* **What you should do**
Copy, from the entries below, each line in which the string "Read" appears.

* **Entries provided**
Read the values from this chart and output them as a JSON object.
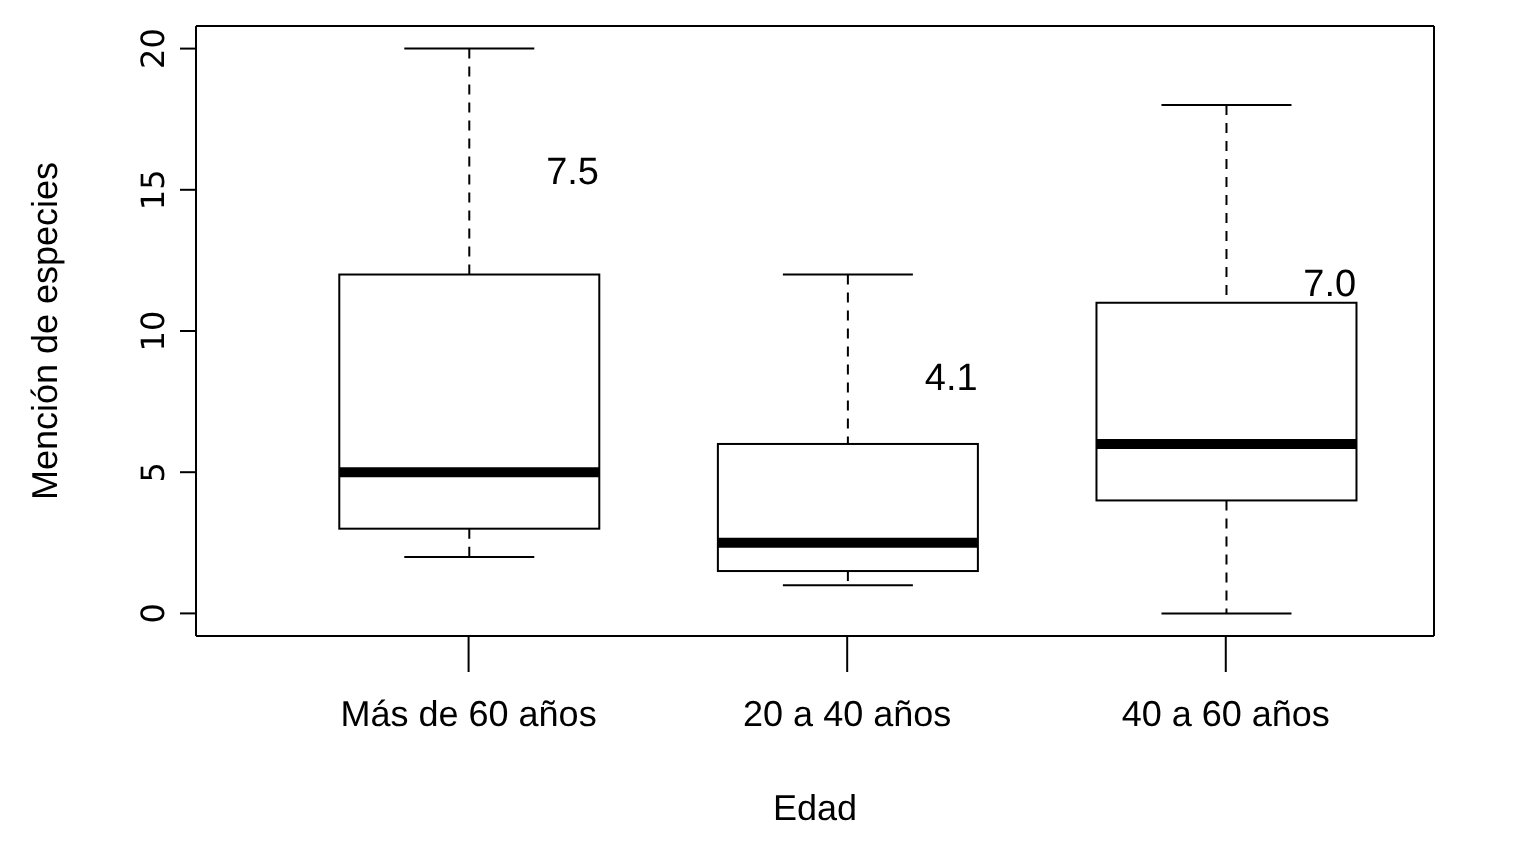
{
  "chart_data": {
    "type": "box",
    "xlabel": "Edad",
    "ylabel": "Mención de especies",
    "categories": [
      "Más de 60 años",
      "20 a 40 años",
      "40 a 60 años"
    ],
    "boxes": [
      {
        "low": 2,
        "q1": 3,
        "median": 5,
        "q3": 12,
        "high": 20
      },
      {
        "low": 1,
        "q1": 1.5,
        "median": 2.5,
        "q3": 6,
        "high": 12
      },
      {
        "low": 0,
        "q1": 4,
        "median": 6,
        "q3": 11,
        "high": 18
      }
    ],
    "ylim": [
      -0.8,
      20.8
    ],
    "yticks": [
      0,
      5,
      10,
      15,
      20
    ],
    "grid": false,
    "annotations": [
      {
        "text": "7.5",
        "x": "Más de 60 años",
        "y": 15.7
      },
      {
        "text": "4.1",
        "x": "20 a 40 años",
        "y": 8.4
      },
      {
        "text": "7.0",
        "x": "40 a 60 años",
        "y": 11.7
      }
    ]
  }
}
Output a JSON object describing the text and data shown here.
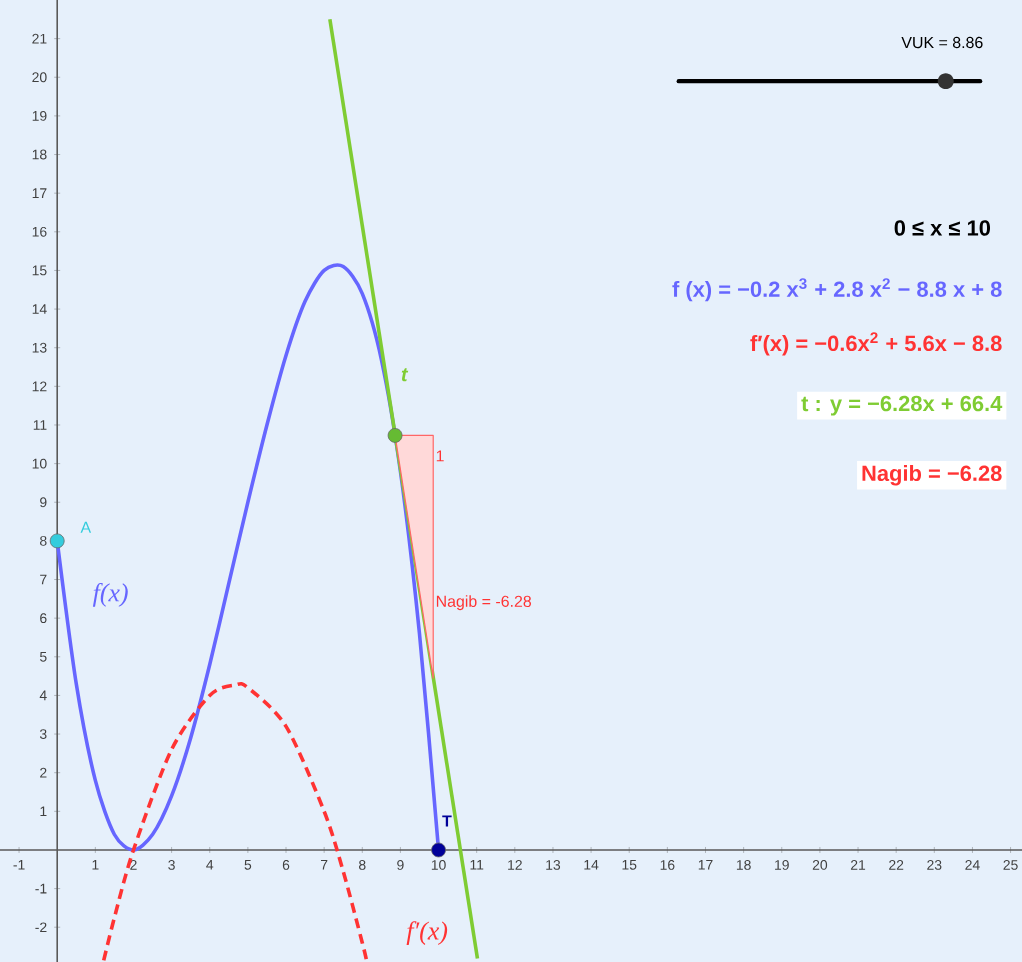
{
  "chart_data": {
    "type": "line",
    "xlim": [
      -1.5,
      25.3
    ],
    "ylim": [
      -2.9,
      22
    ],
    "xticks": [
      -1,
      1,
      2,
      3,
      4,
      5,
      6,
      7,
      8,
      9,
      10,
      11,
      12,
      13,
      14,
      15,
      16,
      17,
      18,
      19,
      20,
      21,
      22,
      23,
      24,
      25
    ],
    "yticks": [
      -2,
      -1,
      1,
      2,
      3,
      4,
      5,
      6,
      7,
      8,
      9,
      10,
      11,
      12,
      13,
      14,
      15,
      16,
      17,
      18,
      19,
      20,
      21
    ],
    "grid": false,
    "series": [
      {
        "name": "f(x)",
        "color": "#6666ff",
        "line_style": "solid",
        "x": [
          0,
          0.5,
          1,
          1.5,
          2,
          2.5,
          3,
          3.5,
          4,
          4.5,
          5,
          5.5,
          6,
          6.5,
          7,
          7.5,
          8,
          8.5,
          9,
          9.5,
          10
        ],
        "values": [
          8,
          4.3,
          1.8,
          0.4,
          0,
          0.4,
          1.4,
          2.9,
          4.8,
          6.9,
          9,
          11,
          12.8,
          14.2,
          15,
          15.1,
          14.4,
          12.7,
          9.8,
          5.6,
          0
        ]
      },
      {
        "name": "f′(x)",
        "color": "#ff3333",
        "line_style": "dashed",
        "x": [
          1.22,
          1.5,
          2,
          3,
          4,
          4.67,
          5,
          6,
          7,
          7.5,
          8,
          8.11
        ],
        "values": [
          -2.86,
          -1.75,
          0,
          2.6,
          4,
          4.27,
          4.2,
          3.2,
          1,
          -0.55,
          -2.4,
          -2.85
        ]
      },
      {
        "name": "t",
        "color": "#7fcc33",
        "line_style": "solid",
        "x": [
          7.15,
          11.02
        ],
        "values": [
          21.5,
          -2.81
        ]
      },
      {
        "color": "#ff6666",
        "type": "area",
        "x": [
          8.86,
          9.86,
          9.86,
          8.86
        ],
        "values": [
          10.73,
          10.73,
          4.45,
          10.73
        ]
      },
      {
        "name": "A",
        "color": "#33ccdd",
        "type": "scatter",
        "marker": "circle",
        "x": [
          0
        ],
        "values": [
          8
        ]
      },
      {
        "name": "T",
        "color": "#000099",
        "type": "scatter",
        "marker": "circle",
        "x": [
          10
        ],
        "values": [
          0
        ]
      },
      {
        "color": "#66bb33",
        "type": "scatter",
        "marker": "circle",
        "x": [
          8.86
        ],
        "values": [
          10.73
        ]
      }
    ],
    "annotations": [
      "VUK = 8.86",
      "0 ≤ x ≤ 10",
      "f (x) = −0.2 x$^{3}$ + 2.8 x$^{2}$ − 8.8 x + 8",
      "f′(x) = −0.6x$^{2}$ + 5.6x − 8.8",
      "t : y = −6.28x + 66.4",
      "Nagib = −6.28",
      {
        "text": "1",
        "x": 9.86,
        "y": 10.2
      },
      {
        "text": "Nagib = -6.28",
        "x": 9.86,
        "y": 6.4
      }
    ]
  }
}
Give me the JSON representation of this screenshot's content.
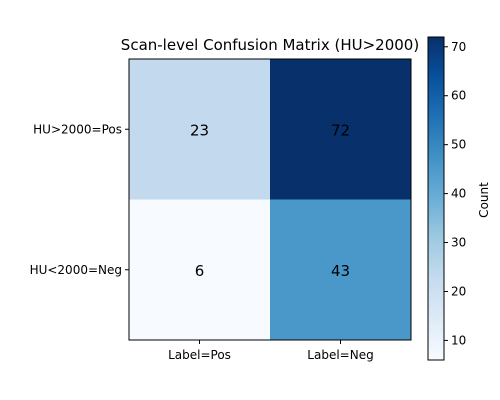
{
  "chart_data": {
    "type": "heatmap",
    "title": "Scan-level Confusion Matrix (HU>2000)",
    "row_labels": [
      "HU>2000=Pos",
      "HU<2000=Neg"
    ],
    "col_labels": [
      "Label=Pos",
      "Label=Neg"
    ],
    "values": [
      [
        23,
        72
      ],
      [
        6,
        43
      ]
    ],
    "colormap": "Blues",
    "colorbar": {
      "label": "Count",
      "range": [
        6,
        72
      ],
      "ticks": [
        10,
        20,
        30,
        40,
        50,
        60,
        70
      ]
    },
    "colors": {
      "23": "#c3d9ee",
      "72": "#08306b",
      "6": "#f7fbff",
      "43": "#4a98c9"
    }
  }
}
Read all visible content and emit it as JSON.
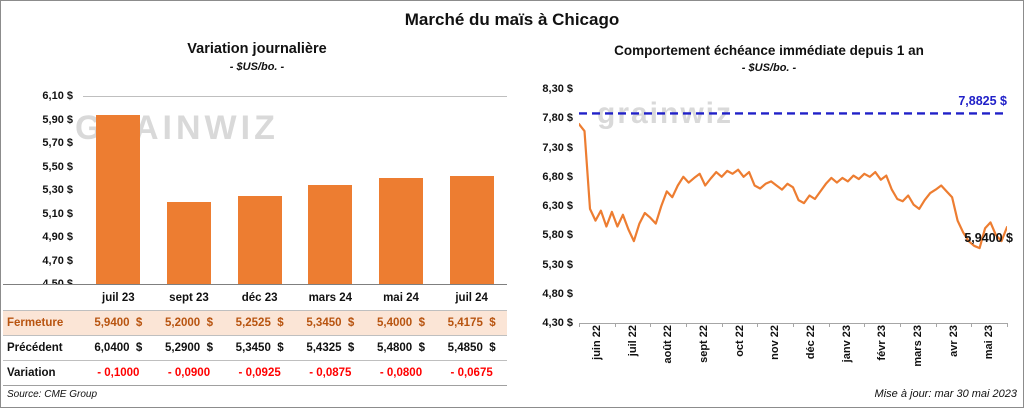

* **Completed task**
Read the values from this chart and output them as a JSON object.
Read all visible content and emit it as JSON.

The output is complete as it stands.